EXERCISE REQUIREMENTS
Omit all images. Write out the rest of the material exactly.

Records contained in a dataset

_ _ _ _ _ _ _

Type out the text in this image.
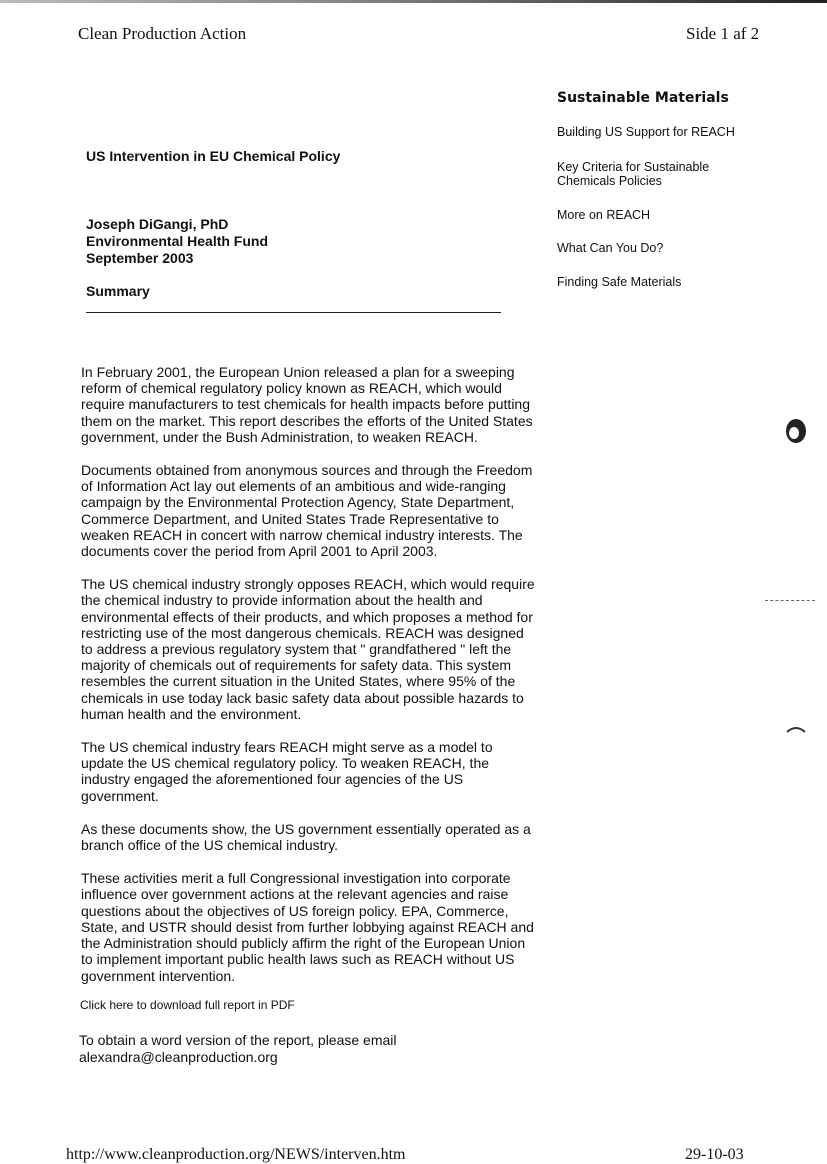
Clean Production Action	Side 1 af 2
US Intervention in EU Chemical Policy
Joseph DiGangi, PhD
Environmental Health Fund
September 2003
Summary

In February 2001, the European Union released a plan for a sweeping reform of chemical regulatory policy known as REACH, which would require manufacturers to test chemicals for health impacts before putting them on the market. This report describes the efforts of the United States government, under the Bush Administration, to weaken REACH.

Documents obtained from anonymous sources and through the Freedom of Information Act lay out elements of an ambitious and wide-ranging campaign by the Environmental Protection Agency, State Department, Commerce Department, and United States Trade Representative to weaken REACH in concert with narrow chemical industry interests. The documents cover the period from April 2001 to April 2003.

The US chemical industry strongly opposes REACH, which would require the chemical industry to provide information about the health and environmental effects of their products, and which proposes a method for restricting use of the most dangerous chemicals. REACH was designed to address a previous regulatory system that " grandfathered " left the majority of chemicals out of requirements for safety data. This system resembles the current situation in the United States, where 95% of the chemicals in use today lack basic safety data about possible hazards to human health and the environment.

The US chemical industry fears REACH might serve as a model to update the US chemical regulatory policy. To weaken REACH, the industry engaged the aforementioned four agencies of the US government.

As these documents show, the US government essentially operated as a branch office of the US chemical industry.

These activities merit a full Congressional investigation into corporate influence over government actions at the relevant agencies and raise questions about the objectives of US foreign policy. EPA, Commerce, State, and USTR should desist from further lobbying against REACH and the Administration should publicly affirm the right of the European Union to implement important public health laws such as REACH without US government intervention.

Click here to download full report in PDF
To obtain a word version of the report, please email
alexandra@cleanproduction.org
Sustainable Materials
Building US Support for REACH
Key Criteria for Sustainable Chemicals Policies
More on REACH
What Can You Do?
Finding Safe Materials
http://www.cleanproduction.org/NEWS/interven.htm	29-10-03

_ _ _ _ _ _ _

TASK ANSWER
Type out the text in this image.
Clean Production Action	Side 1 af 2
US Intervention in EU Chemical Policy
Joseph DiGangi, PhD
Environmental Health Fund
September 2003
Summary

In February 2001, the European Union released a plan for a sweeping reform of chemical regulatory policy known as REACH, which would require manufacturers to test chemicals for health impacts before putting them on the market. This report describes the efforts of the United States government, under the Bush Administration, to weaken REACH.

Documents obtained from anonymous sources and through the Freedom of Information Act lay out elements of an ambitious and wide-ranging campaign by the Environmental Protection Agency, State Department, Commerce Department, and United States Trade Representative to weaken REACH in concert with narrow chemical industry interests. The documents cover the period from April 2001 to April 2003.

The US chemical industry strongly opposes REACH, which would require the chemical industry to provide information about the health and environmental effects of their products, and which proposes a method for restricting use of the most dangerous chemicals. REACH was designed to address a previous regulatory system that " grandfathered " left the majority of chemicals out of requirements for safety data. This system resembles the current situation in the United States, where 95% of the chemicals in use today lack basic safety data about possible hazards to human health and the environment.

The US chemical industry fears REACH might serve as a model to update the US chemical regulatory policy. To weaken REACH, the industry engaged the aforementioned four agencies of the US government.

As these documents show, the US government essentially operated as a branch office of the US chemical industry.

These activities merit a full Congressional investigation into corporate influence over government actions at the relevant agencies and raise questions about the objectives of US foreign policy. EPA, Commerce, State, and USTR should desist from further lobbying against REACH and the Administration should publicly affirm the right of the European Union to implement important public health laws such as REACH without US government intervention.

Click here to download full report in PDF
To obtain a word version of the report, please email
alexandra@cleanproduction.org
Sustainable Materials
Building US Support for REACH
Key Criteria for Sustainable Chemicals Policies
More on REACH
What Can You Do?
Finding Safe Materials
http://www.cleanproduction.org/NEWS/interven.htm	29-10-03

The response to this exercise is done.